— begin Data shown —

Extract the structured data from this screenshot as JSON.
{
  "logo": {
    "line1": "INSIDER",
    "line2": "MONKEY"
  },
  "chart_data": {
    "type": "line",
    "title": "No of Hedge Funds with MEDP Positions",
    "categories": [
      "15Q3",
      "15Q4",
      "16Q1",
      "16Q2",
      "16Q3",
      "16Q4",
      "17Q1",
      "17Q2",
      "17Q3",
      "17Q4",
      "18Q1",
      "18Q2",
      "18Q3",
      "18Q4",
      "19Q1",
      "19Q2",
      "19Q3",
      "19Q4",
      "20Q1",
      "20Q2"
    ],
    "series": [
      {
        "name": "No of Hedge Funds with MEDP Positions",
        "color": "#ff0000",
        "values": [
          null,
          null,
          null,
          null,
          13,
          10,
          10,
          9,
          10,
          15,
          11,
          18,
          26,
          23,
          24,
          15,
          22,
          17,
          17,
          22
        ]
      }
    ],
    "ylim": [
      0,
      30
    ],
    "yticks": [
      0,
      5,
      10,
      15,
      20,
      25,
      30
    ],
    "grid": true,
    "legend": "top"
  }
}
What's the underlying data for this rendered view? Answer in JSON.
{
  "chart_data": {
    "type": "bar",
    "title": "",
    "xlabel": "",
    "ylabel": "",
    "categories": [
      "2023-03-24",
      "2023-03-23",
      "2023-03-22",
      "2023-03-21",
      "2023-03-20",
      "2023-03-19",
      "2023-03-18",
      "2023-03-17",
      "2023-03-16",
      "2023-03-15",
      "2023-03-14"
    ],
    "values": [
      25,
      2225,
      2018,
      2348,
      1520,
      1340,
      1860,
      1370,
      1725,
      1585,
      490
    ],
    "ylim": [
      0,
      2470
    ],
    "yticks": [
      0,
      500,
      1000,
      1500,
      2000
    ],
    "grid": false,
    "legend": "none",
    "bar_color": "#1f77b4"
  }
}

— end Data shown —

**Written instruction:** Tally up the lines of the listing containing the word "Hedge". Give only the total.

**Answer to this exercise:** 2